═════ Exercise input

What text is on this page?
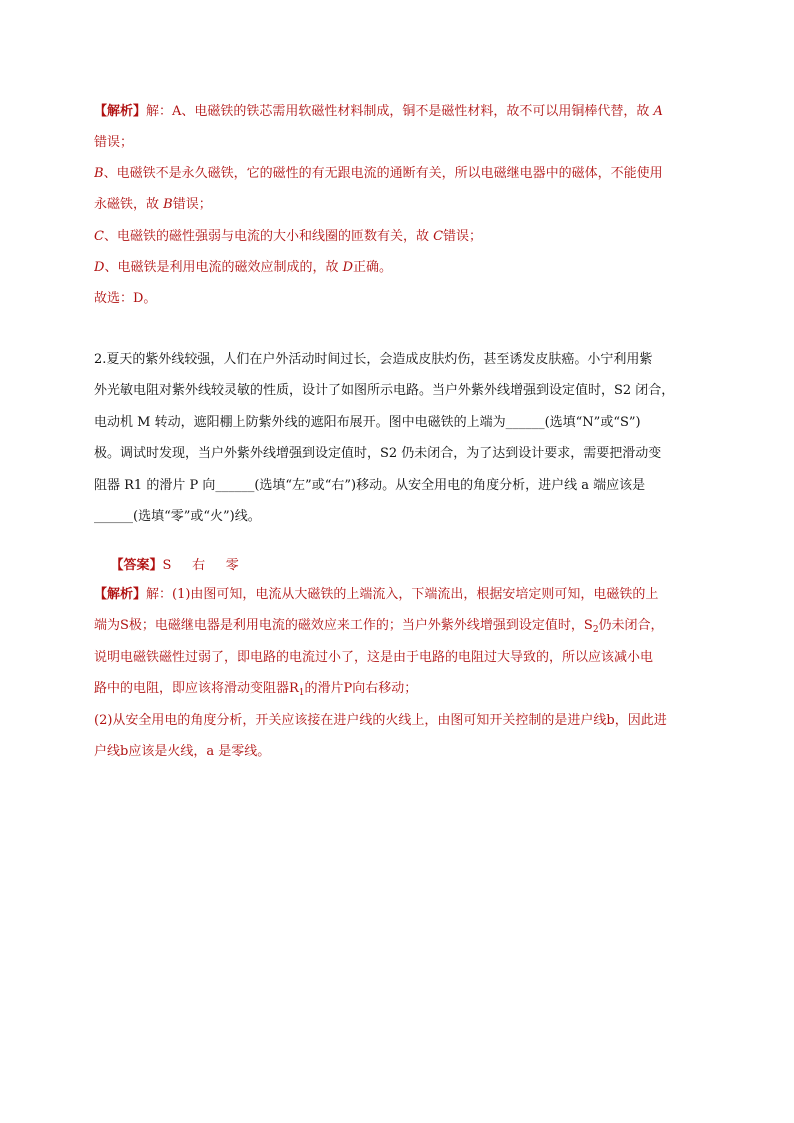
【解析】解：A、电磁铁的铁芯需用软磁性材料制成，铜不是磁性材料，故不可以用铜棒代替，故 A
错误；
B、电磁铁不是永久磁铁，它的磁性的有无跟电流的通断有关，所以电磁继电器中的磁体，不能使用
永磁铁，故 B错误；
C、电磁铁的磁性强弱与电流的大小和线圈的匝数有关，故 C错误；
D、电磁铁是利用电流的磁效应制成的，故 D正确。
故选：D。
2.夏天的紫外线较强，人们在户外活动时间过长，会造成皮肤灼伤，甚至诱发皮肤癌。小宁利用紫
外光敏电阻对紫外线较灵敏的性质，设计了如图所示电路。当户外紫外线增强到设定值时，S2 闭合，
电动机 M 转动，遮阳棚上防紫外线的遮阳布展开。图中电磁铁的上端为______(选填“N”或“S”)
极。调试时发现，当户外紫外线增强到设定值时，S2 仍未闭合，为了达到设计要求，需要把滑动变
阻器 R1 的滑片 P 向______(选填“左”或“右”)移动。从安全用电的角度分析，进户线 a 端应该是
______(选填“零”或“火”)线。

【答案】S     右     零

【解析】解：(1)由图可知，电流从大磁铁的上端流入，下端流出，根据安培定则可知，电磁铁的上
端为S极；电磁继电器是利用电流的磁效应来工作的；当户外紫外线增强到设定值时，$S_2$仍未闭合，
说明电磁铁磁性过弱了，即电路的电流过小了，这是由于电路的电阻过大导致的，所以应该减小电
路中的电阻，即应该将滑动变阻器$R_1$的滑片P向右移动；
(2)从安全用电的角度分析，开关应该接在进户线的火线上，由图可知开关控制的是进户线b，因此进
户线b应该是火线，a 是零线。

══════════

### Your objective:
Show all lines from the records above where the word "当户外紫外线增强到设定值时" occurs.

### Exercise result:
外光敏电阻对紫外线较灵敏的性质，设计了如图所示电路。当户外紫外线增强到设定值时，S2 闭合，
极。调试时发现，当户外紫外线增强到设定值时，S2 仍未闭合，为了达到设计要求，需要把滑动变
端为S极；电磁继电器是利用电流的磁效应来工作的；当户外紫外线增强到设定值时，$S_2$仍未闭合，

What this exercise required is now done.